Records from a dataset
···

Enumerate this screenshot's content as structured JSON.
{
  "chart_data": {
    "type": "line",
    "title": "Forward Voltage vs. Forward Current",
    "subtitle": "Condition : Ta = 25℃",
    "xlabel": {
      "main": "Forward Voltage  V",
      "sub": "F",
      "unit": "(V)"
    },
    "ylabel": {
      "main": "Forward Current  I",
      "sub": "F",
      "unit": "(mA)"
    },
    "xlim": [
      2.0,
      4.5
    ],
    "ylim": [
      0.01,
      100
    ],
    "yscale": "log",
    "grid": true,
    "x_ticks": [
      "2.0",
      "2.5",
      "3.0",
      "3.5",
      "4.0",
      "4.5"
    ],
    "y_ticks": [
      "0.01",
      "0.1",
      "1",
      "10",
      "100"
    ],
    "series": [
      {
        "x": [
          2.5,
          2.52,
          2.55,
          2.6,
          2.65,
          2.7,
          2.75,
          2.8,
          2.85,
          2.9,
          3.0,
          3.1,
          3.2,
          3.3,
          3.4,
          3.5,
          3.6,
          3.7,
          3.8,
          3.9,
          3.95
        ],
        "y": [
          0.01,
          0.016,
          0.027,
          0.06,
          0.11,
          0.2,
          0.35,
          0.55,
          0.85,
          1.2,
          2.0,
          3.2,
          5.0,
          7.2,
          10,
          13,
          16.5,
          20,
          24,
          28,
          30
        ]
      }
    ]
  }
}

···

■ Stated exercise ■
Set down the material above again, word for word.

■ Task response ■
Enumerate this screenshot's content as structured JSON.
{
  "chart_data": {
    "type": "line",
    "title": "Forward Voltage vs. Forward Current",
    "subtitle": "Condition : Ta = 25℃",
    "xlabel": {
      "main": "Forward Voltage  V",
      "sub": "F",
      "unit": "(V)"
    },
    "ylabel": {
      "main": "Forward Current  I",
      "sub": "F",
      "unit": "(mA)"
    },
    "xlim": [
      2.0,
      4.5
    ],
    "ylim": [
      0.01,
      100
    ],
    "yscale": "log",
    "grid": true,
    "x_ticks": [
      "2.0",
      "2.5",
      "3.0",
      "3.5",
      "4.0",
      "4.5"
    ],
    "y_ticks": [
      "0.01",
      "0.1",
      "1",
      "10",
      "100"
    ],
    "series": [
      {
        "x": [
          2.5,
          2.52,
          2.55,
          2.6,
          2.65,
          2.7,
          2.75,
          2.8,
          2.85,
          2.9,
          3.0,
          3.1,
          3.2,
          3.3,
          3.4,
          3.5,
          3.6,
          3.7,
          3.8,
          3.9,
          3.95
        ],
        "y": [
          0.01,
          0.016,
          0.027,
          0.06,
          0.11,
          0.2,
          0.35,
          0.55,
          0.85,
          1.2,
          2.0,
          3.2,
          5.0,
          7.2,
          10,
          13,
          16.5,
          20,
          24,
          28,
          30
        ]
      }
    ]
  }
}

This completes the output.